>> begin Records supplied

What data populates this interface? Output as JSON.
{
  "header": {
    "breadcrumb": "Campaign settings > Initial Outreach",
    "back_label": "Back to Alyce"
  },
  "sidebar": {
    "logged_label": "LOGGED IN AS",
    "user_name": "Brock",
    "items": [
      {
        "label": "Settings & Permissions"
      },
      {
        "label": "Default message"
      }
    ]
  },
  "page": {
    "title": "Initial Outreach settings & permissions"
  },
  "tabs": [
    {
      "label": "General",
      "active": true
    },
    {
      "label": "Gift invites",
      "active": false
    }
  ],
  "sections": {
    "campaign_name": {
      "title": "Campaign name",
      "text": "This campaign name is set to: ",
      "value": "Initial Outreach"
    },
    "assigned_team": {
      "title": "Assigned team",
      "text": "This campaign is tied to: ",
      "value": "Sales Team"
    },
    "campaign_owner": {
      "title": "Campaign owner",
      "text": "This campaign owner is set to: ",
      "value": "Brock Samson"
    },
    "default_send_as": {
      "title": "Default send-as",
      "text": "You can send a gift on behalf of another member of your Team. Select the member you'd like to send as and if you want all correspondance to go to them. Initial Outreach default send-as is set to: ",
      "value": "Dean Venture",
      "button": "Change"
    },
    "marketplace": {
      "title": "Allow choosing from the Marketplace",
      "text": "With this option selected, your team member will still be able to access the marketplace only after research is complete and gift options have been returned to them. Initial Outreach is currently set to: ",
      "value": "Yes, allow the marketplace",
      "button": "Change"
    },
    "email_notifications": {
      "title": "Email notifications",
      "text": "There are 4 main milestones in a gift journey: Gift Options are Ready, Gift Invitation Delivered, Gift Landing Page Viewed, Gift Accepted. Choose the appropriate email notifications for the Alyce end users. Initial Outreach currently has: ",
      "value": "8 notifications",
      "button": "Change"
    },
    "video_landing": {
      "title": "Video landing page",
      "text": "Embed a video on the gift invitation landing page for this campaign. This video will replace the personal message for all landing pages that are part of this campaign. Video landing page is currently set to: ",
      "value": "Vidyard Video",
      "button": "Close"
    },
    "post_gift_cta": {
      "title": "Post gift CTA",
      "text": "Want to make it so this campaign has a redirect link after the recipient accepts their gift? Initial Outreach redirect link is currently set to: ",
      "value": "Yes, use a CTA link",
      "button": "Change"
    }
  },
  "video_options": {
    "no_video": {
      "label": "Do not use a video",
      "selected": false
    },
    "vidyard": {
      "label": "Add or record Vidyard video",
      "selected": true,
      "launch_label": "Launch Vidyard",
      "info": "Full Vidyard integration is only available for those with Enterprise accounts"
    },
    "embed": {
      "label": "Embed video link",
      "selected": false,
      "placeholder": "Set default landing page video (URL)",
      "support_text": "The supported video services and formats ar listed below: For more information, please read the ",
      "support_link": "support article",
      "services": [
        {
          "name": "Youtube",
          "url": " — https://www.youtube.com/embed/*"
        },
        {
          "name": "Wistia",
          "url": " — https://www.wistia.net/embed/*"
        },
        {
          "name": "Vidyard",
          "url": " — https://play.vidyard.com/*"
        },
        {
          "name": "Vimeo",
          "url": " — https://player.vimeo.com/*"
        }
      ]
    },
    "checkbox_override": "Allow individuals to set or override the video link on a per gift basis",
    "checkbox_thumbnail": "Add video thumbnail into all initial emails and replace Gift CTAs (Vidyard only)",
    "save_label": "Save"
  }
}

>> end Records supplied

Print every record above exactly as written.

• Answer to the problem:
What data populates this interface? Output as JSON.
{
  "header": {
    "breadcrumb": "Campaign settings > Initial Outreach",
    "back_label": "Back to Alyce"
  },
  "sidebar": {
    "logged_label": "LOGGED IN AS",
    "user_name": "Brock",
    "items": [
      {
        "label": "Settings & Permissions"
      },
      {
        "label": "Default message"
      }
    ]
  },
  "page": {
    "title": "Initial Outreach settings & permissions"
  },
  "tabs": [
    {
      "label": "General",
      "active": true
    },
    {
      "label": "Gift invites",
      "active": false
    }
  ],
  "sections": {
    "campaign_name": {
      "title": "Campaign name",
      "text": "This campaign name is set to: ",
      "value": "Initial Outreach"
    },
    "assigned_team": {
      "title": "Assigned team",
      "text": "This campaign is tied to: ",
      "value": "Sales Team"
    },
    "campaign_owner": {
      "title": "Campaign owner",
      "text": "This campaign owner is set to: ",
      "value": "Brock Samson"
    },
    "default_send_as": {
      "title": "Default send-as",
      "text": "You can send a gift on behalf of another member of your Team. Select the member you'd like to send as and if you want all correspondance to go to them. Initial Outreach default send-as is set to: ",
      "value": "Dean Venture",
      "button": "Change"
    },
    "marketplace": {
      "title": "Allow choosing from the Marketplace",
      "text": "With this option selected, your team member will still be able to access the marketplace only after research is complete and gift options have been returned to them. Initial Outreach is currently set to: ",
      "value": "Yes, allow the marketplace",
      "button": "Change"
    },
    "email_notifications": {
      "title": "Email notifications",
      "text": "There are 4 main milestones in a gift journey: Gift Options are Ready, Gift Invitation Delivered, Gift Landing Page Viewed, Gift Accepted. Choose the appropriate email notifications for the Alyce end users. Initial Outreach currently has: ",
      "value": "8 notifications",
      "button": "Change"
    },
    "video_landing": {
      "title": "Video landing page",
      "text": "Embed a video on the gift invitation landing page for this campaign. This video will replace the personal message for all landing pages that are part of this campaign. Video landing page is currently set to: ",
      "value": "Vidyard Video",
      "button": "Close"
    },
    "post_gift_cta": {
      "title": "Post gift CTA",
      "text": "Want to make it so this campaign has a redirect link after the recipient accepts their gift? Initial Outreach redirect link is currently set to: ",
      "value": "Yes, use a CTA link",
      "button": "Change"
    }
  },
  "video_options": {
    "no_video": {
      "label": "Do not use a video",
      "selected": false
    },
    "vidyard": {
      "label": "Add or record Vidyard video",
      "selected": true,
      "launch_label": "Launch Vidyard",
      "info": "Full Vidyard integration is only available for those with Enterprise accounts"
    },
    "embed": {
      "label": "Embed video link",
      "selected": false,
      "placeholder": "Set default landing page video (URL)",
      "support_text": "The supported video services and formats ar listed below: For more information, please read the ",
      "support_link": "support article",
      "services": [
        {
          "name": "Youtube",
          "url": " — https://www.youtube.com/embed/*"
        },
        {
          "name": "Wistia",
          "url": " — https://www.wistia.net/embed/*"
        },
        {
          "name": "Vidyard",
          "url": " — https://play.vidyard.com/*"
        },
        {
          "name": "Vimeo",
          "url": " — https://player.vimeo.com/*"
        }
      ]
    },
    "checkbox_override": "Allow individuals to set or override the video link on a per gift basis",
    "checkbox_thumbnail": "Add video thumbnail into all initial emails and replace Gift CTAs (Vidyard only)",
    "save_label": "Save"
  }
}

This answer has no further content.